— Aim of the task —
Exactly reproduce each entry, leaving out nothing.
# Start of Given records
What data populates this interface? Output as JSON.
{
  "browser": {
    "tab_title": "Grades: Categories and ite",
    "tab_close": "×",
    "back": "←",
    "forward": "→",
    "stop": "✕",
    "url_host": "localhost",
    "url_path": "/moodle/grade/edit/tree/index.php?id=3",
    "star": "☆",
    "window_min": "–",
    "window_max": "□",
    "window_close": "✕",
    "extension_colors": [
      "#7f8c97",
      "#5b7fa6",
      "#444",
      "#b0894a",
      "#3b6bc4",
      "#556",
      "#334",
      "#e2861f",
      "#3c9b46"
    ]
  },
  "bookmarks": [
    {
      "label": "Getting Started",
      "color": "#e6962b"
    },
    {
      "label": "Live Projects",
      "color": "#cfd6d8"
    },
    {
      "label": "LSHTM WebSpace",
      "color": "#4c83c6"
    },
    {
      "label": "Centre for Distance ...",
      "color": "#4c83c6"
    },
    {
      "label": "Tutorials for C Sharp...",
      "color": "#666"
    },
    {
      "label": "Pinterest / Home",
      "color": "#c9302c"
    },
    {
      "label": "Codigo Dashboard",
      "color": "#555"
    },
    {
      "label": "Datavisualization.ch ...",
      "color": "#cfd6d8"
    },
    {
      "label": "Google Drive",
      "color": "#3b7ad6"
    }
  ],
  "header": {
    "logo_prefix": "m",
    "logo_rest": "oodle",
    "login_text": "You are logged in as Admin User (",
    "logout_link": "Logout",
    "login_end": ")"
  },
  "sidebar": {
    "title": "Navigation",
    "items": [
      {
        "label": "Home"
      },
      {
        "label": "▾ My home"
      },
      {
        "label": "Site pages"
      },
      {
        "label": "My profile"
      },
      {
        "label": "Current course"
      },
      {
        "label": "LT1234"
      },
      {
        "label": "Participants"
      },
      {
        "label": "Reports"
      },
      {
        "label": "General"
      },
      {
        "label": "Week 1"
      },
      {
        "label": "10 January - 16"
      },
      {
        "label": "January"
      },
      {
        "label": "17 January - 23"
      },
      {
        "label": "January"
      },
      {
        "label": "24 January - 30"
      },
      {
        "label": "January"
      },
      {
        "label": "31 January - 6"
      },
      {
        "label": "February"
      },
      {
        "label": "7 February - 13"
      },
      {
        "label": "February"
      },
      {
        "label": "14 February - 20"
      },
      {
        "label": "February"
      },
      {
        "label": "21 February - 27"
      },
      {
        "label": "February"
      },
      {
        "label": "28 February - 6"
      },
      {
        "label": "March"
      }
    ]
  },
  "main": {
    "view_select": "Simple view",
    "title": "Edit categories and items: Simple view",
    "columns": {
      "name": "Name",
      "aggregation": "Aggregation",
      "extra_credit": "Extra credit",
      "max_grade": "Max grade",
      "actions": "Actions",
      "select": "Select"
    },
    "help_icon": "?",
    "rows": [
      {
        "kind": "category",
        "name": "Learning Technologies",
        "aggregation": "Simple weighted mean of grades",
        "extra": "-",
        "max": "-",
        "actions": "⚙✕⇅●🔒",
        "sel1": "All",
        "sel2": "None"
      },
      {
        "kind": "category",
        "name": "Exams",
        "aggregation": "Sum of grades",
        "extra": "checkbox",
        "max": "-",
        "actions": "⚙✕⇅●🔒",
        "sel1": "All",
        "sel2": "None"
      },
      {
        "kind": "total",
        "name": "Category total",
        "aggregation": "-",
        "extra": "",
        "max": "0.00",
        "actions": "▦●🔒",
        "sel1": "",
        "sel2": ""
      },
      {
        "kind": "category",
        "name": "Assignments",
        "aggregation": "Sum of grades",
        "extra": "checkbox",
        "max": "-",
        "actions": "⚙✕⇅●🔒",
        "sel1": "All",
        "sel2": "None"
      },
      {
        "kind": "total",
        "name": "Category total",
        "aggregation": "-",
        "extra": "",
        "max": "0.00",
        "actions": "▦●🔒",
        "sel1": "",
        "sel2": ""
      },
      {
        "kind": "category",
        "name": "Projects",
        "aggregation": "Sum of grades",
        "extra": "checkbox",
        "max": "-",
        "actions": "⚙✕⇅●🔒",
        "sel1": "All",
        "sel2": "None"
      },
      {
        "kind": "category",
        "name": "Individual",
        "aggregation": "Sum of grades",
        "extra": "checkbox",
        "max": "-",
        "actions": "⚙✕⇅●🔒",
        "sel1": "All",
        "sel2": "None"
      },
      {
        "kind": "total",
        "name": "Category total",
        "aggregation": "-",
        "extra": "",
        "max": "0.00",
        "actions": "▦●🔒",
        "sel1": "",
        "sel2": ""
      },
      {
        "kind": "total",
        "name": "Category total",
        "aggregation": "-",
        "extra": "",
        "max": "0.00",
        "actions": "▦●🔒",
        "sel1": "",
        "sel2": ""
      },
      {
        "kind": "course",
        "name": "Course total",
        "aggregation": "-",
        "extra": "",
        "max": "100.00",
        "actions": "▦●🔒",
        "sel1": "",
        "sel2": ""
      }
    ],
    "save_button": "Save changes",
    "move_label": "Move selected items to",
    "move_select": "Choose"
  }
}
# End of Given records
— Complete output —
What data populates this interface? Output as JSON.
{
  "browser": {
    "tab_title": "Grades: Categories and ite",
    "tab_close": "×",
    "back": "←",
    "forward": "→",
    "stop": "✕",
    "url_host": "localhost",
    "url_path": "/moodle/grade/edit/tree/index.php?id=3",
    "star": "☆",
    "window_min": "–",
    "window_max": "□",
    "window_close": "✕",
    "extension_colors": [
      "#7f8c97",
      "#5b7fa6",
      "#444",
      "#b0894a",
      "#3b6bc4",
      "#556",
      "#334",
      "#e2861f",
      "#3c9b46"
    ]
  },
  "bookmarks": [
    {
      "label": "Getting Started",
      "color": "#e6962b"
    },
    {
      "label": "Live Projects",
      "color": "#cfd6d8"
    },
    {
      "label": "LSHTM WebSpace",
      "color": "#4c83c6"
    },
    {
      "label": "Centre for Distance ...",
      "color": "#4c83c6"
    },
    {
      "label": "Tutorials for C Sharp...",
      "color": "#666"
    },
    {
      "label": "Pinterest / Home",
      "color": "#c9302c"
    },
    {
      "label": "Codigo Dashboard",
      "color": "#555"
    },
    {
      "label": "Datavisualization.ch ...",
      "color": "#cfd6d8"
    },
    {
      "label": "Google Drive",
      "color": "#3b7ad6"
    }
  ],
  "header": {
    "logo_prefix": "m",
    "logo_rest": "oodle",
    "login_text": "You are logged in as Admin User (",
    "logout_link": "Logout",
    "login_end": ")"
  },
  "sidebar": {
    "title": "Navigation",
    "items": [
      {
        "label": "Home"
      },
      {
        "label": "▾ My home"
      },
      {
        "label": "Site pages"
      },
      {
        "label": "My profile"
      },
      {
        "label": "Current course"
      },
      {
        "label": "LT1234"
      },
      {
        "label": "Participants"
      },
      {
        "label": "Reports"
      },
      {
        "label": "General"
      },
      {
        "label": "Week 1"
      },
      {
        "label": "10 January - 16"
      },
      {
        "label": "January"
      },
      {
        "label": "17 January - 23"
      },
      {
        "label": "January"
      },
      {
        "label": "24 January - 30"
      },
      {
        "label": "January"
      },
      {
        "label": "31 January - 6"
      },
      {
        "label": "February"
      },
      {
        "label": "7 February - 13"
      },
      {
        "label": "February"
      },
      {
        "label": "14 February - 20"
      },
      {
        "label": "February"
      },
      {
        "label": "21 February - 27"
      },
      {
        "label": "February"
      },
      {
        "label": "28 February - 6"
      },
      {
        "label": "March"
      }
    ]
  },
  "main": {
    "view_select": "Simple view",
    "title": "Edit categories and items: Simple view",
    "columns": {
      "name": "Name",
      "aggregation": "Aggregation",
      "extra_credit": "Extra credit",
      "max_grade": "Max grade",
      "actions": "Actions",
      "select": "Select"
    },
    "help_icon": "?",
    "rows": [
      {
        "kind": "category",
        "name": "Learning Technologies",
        "aggregation": "Simple weighted mean of grades",
        "extra": "-",
        "max": "-",
        "actions": "⚙✕⇅●🔒",
        "sel1": "All",
        "sel2": "None"
      },
      {
        "kind": "category",
        "name": "Exams",
        "aggregation": "Sum of grades",
        "extra": "checkbox",
        "max": "-",
        "actions": "⚙✕⇅●🔒",
        "sel1": "All",
        "sel2": "None"
      },
      {
        "kind": "total",
        "name": "Category total",
        "aggregation": "-",
        "extra": "",
        "max": "0.00",
        "actions": "▦●🔒",
        "sel1": "",
        "sel2": ""
      },
      {
        "kind": "category",
        "name": "Assignments",
        "aggregation": "Sum of grades",
        "extra": "checkbox",
        "max": "-",
        "actions": "⚙✕⇅●🔒",
        "sel1": "All",
        "sel2": "None"
      },
      {
        "kind": "total",
        "name": "Category total",
        "aggregation": "-",
        "extra": "",
        "max": "0.00",
        "actions": "▦●🔒",
        "sel1": "",
        "sel2": ""
      },
      {
        "kind": "category",
        "name": "Projects",
        "aggregation": "Sum of grades",
        "extra": "checkbox",
        "max": "-",
        "actions": "⚙✕⇅●🔒",
        "sel1": "All",
        "sel2": "None"
      },
      {
        "kind": "category",
        "name": "Individual",
        "aggregation": "Sum of grades",
        "extra": "checkbox",
        "max": "-",
        "actions": "⚙✕⇅●🔒",
        "sel1": "All",
        "sel2": "None"
      },
      {
        "kind": "total",
        "name": "Category total",
        "aggregation": "-",
        "extra": "",
        "max": "0.00",
        "actions": "▦●🔒",
        "sel1": "",
        "sel2": ""
      },
      {
        "kind": "total",
        "name": "Category total",
        "aggregation": "-",
        "extra": "",
        "max": "0.00",
        "actions": "▦●🔒",
        "sel1": "",
        "sel2": ""
      },
      {
        "kind": "course",
        "name": "Course total",
        "aggregation": "-",
        "extra": "",
        "max": "100.00",
        "actions": "▦●🔒",
        "sel1": "",
        "sel2": ""
      }
    ],
    "save_button": "Save changes",
    "move_label": "Move selected items to",
    "move_select": "Choose"
  }
}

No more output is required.